[Items from a figure collection]

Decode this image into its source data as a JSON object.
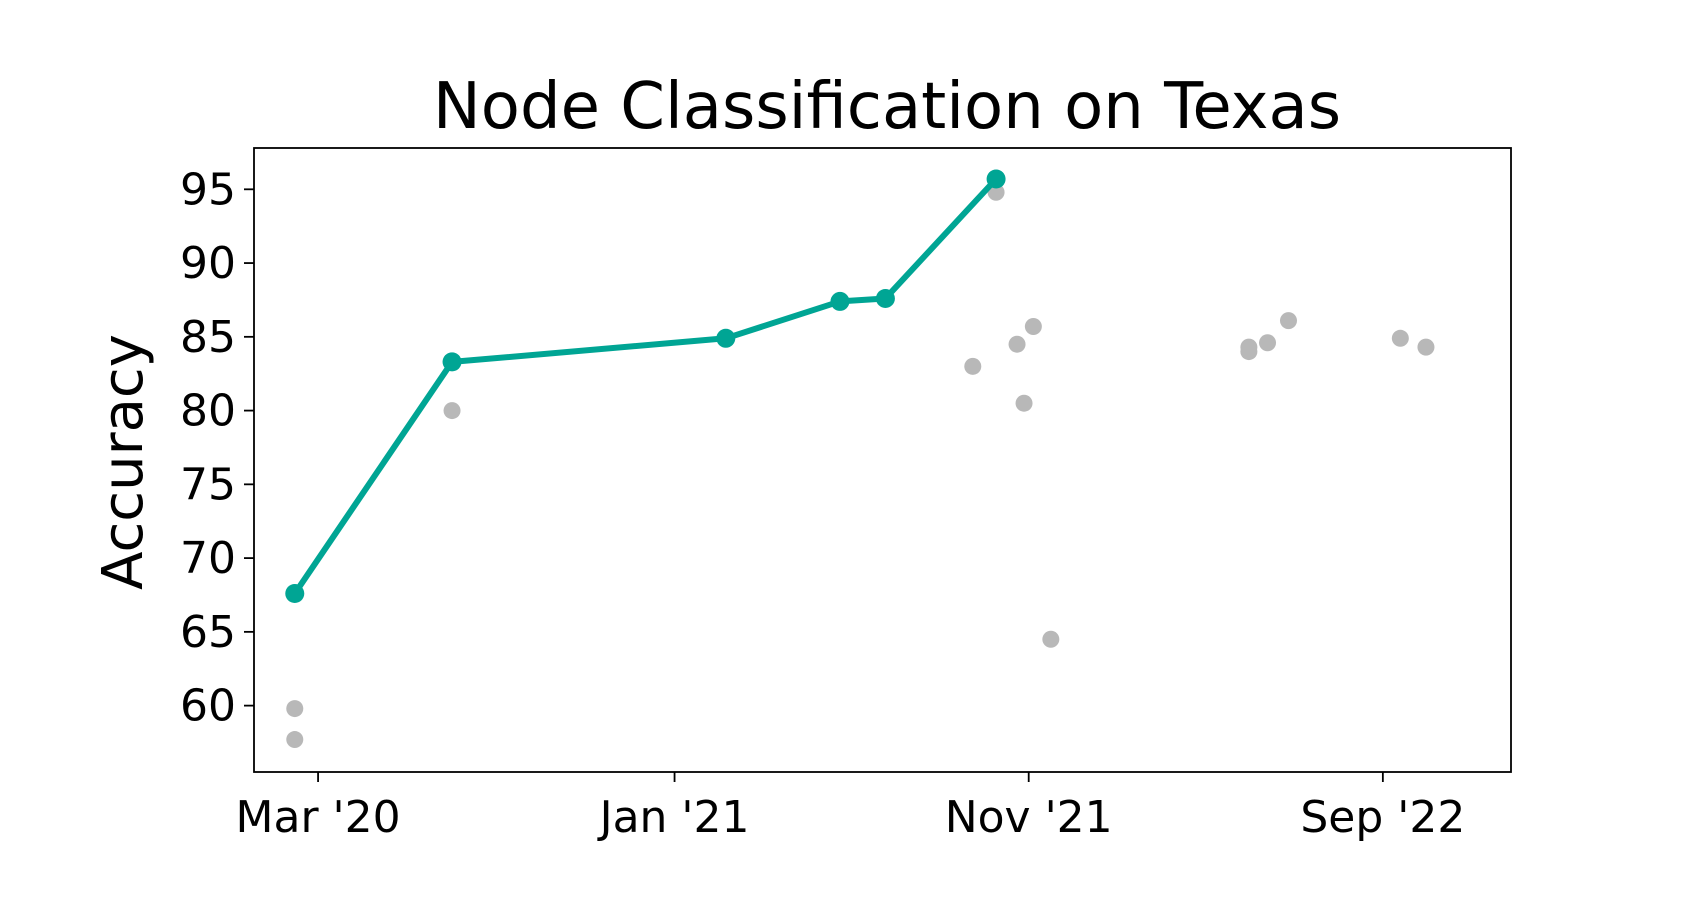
{
  "chart_data": {
    "type": "scatter",
    "title": "Node Classification on Texas",
    "xlabel": "",
    "ylabel": "Accuracy",
    "x_scale": "date",
    "xlim": [
      "2020-01-06",
      "2022-12-20"
    ],
    "ylim": [
      55.5,
      97.8
    ],
    "x_ticks": [
      {
        "date": "2020-03-01",
        "label": "Mar '20"
      },
      {
        "date": "2021-01-01",
        "label": "Jan '21"
      },
      {
        "date": "2021-11-01",
        "label": "Nov '21"
      },
      {
        "date": "2022-09-01",
        "label": "Sep '22"
      }
    ],
    "y_ticks": [
      60,
      65,
      70,
      75,
      80,
      85,
      90,
      95
    ],
    "grid": false,
    "legend": null,
    "colors": {
      "sota": "#00a594",
      "other": "#b8b8b8",
      "axis": "#000000"
    },
    "series": [
      {
        "kind": "line-markers",
        "color": "#00a594",
        "points": [
          {
            "x": "2020-02-10",
            "y": 67.6
          },
          {
            "x": "2020-06-24",
            "y": 83.3
          },
          {
            "x": "2021-02-14",
            "y": 84.9
          },
          {
            "x": "2021-05-23",
            "y": 87.4
          },
          {
            "x": "2021-07-01",
            "y": 87.6
          },
          {
            "x": "2021-10-04",
            "y": 95.7
          }
        ]
      },
      {
        "kind": "scatter",
        "color": "#b8b8b8",
        "points": [
          {
            "x": "2020-02-10",
            "y": 59.8
          },
          {
            "x": "2020-02-10",
            "y": 57.7
          },
          {
            "x": "2020-06-24",
            "y": 80.0
          },
          {
            "x": "2021-09-14",
            "y": 83.0
          },
          {
            "x": "2021-10-04",
            "y": 94.8
          },
          {
            "x": "2021-10-22",
            "y": 84.5
          },
          {
            "x": "2021-11-05",
            "y": 85.7
          },
          {
            "x": "2021-11-20",
            "y": 64.5
          },
          {
            "x": "2021-10-28",
            "y": 80.5
          },
          {
            "x": "2022-05-09",
            "y": 84.3
          },
          {
            "x": "2022-05-09",
            "y": 84.0
          },
          {
            "x": "2022-05-25",
            "y": 84.6
          },
          {
            "x": "2022-06-12",
            "y": 86.1
          },
          {
            "x": "2022-09-16",
            "y": 84.9
          },
          {
            "x": "2022-10-08",
            "y": 84.3
          }
        ]
      }
    ]
  }
}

WHAT TO PRODUCE -
Copy every entry exactly as written. Pictures are excluded.

ANSWER TO THE PROBLEM -
Decode this image into its source data as a JSON object.
{
  "chart_data": {
    "type": "scatter",
    "title": "Node Classification on Texas",
    "xlabel": "",
    "ylabel": "Accuracy",
    "x_scale": "date",
    "xlim": [
      "2020-01-06",
      "2022-12-20"
    ],
    "ylim": [
      55.5,
      97.8
    ],
    "x_ticks": [
      {
        "date": "2020-03-01",
        "label": "Mar '20"
      },
      {
        "date": "2021-01-01",
        "label": "Jan '21"
      },
      {
        "date": "2021-11-01",
        "label": "Nov '21"
      },
      {
        "date": "2022-09-01",
        "label": "Sep '22"
      }
    ],
    "y_ticks": [
      60,
      65,
      70,
      75,
      80,
      85,
      90,
      95
    ],
    "grid": false,
    "legend": null,
    "colors": {
      "sota": "#00a594",
      "other": "#b8b8b8",
      "axis": "#000000"
    },
    "series": [
      {
        "kind": "line-markers",
        "color": "#00a594",
        "points": [
          {
            "x": "2020-02-10",
            "y": 67.6
          },
          {
            "x": "2020-06-24",
            "y": 83.3
          },
          {
            "x": "2021-02-14",
            "y": 84.9
          },
          {
            "x": "2021-05-23",
            "y": 87.4
          },
          {
            "x": "2021-07-01",
            "y": 87.6
          },
          {
            "x": "2021-10-04",
            "y": 95.7
          }
        ]
      },
      {
        "kind": "scatter",
        "color": "#b8b8b8",
        "points": [
          {
            "x": "2020-02-10",
            "y": 59.8
          },
          {
            "x": "2020-02-10",
            "y": 57.7
          },
          {
            "x": "2020-06-24",
            "y": 80.0
          },
          {
            "x": "2021-09-14",
            "y": 83.0
          },
          {
            "x": "2021-10-04",
            "y": 94.8
          },
          {
            "x": "2021-10-22",
            "y": 84.5
          },
          {
            "x": "2021-11-05",
            "y": 85.7
          },
          {
            "x": "2021-11-20",
            "y": 64.5
          },
          {
            "x": "2021-10-28",
            "y": 80.5
          },
          {
            "x": "2022-05-09",
            "y": 84.3
          },
          {
            "x": "2022-05-09",
            "y": 84.0
          },
          {
            "x": "2022-05-25",
            "y": 84.6
          },
          {
            "x": "2022-06-12",
            "y": 86.1
          },
          {
            "x": "2022-09-16",
            "y": 84.9
          },
          {
            "x": "2022-10-08",
            "y": 84.3
          }
        ]
      }
    ]
  }
}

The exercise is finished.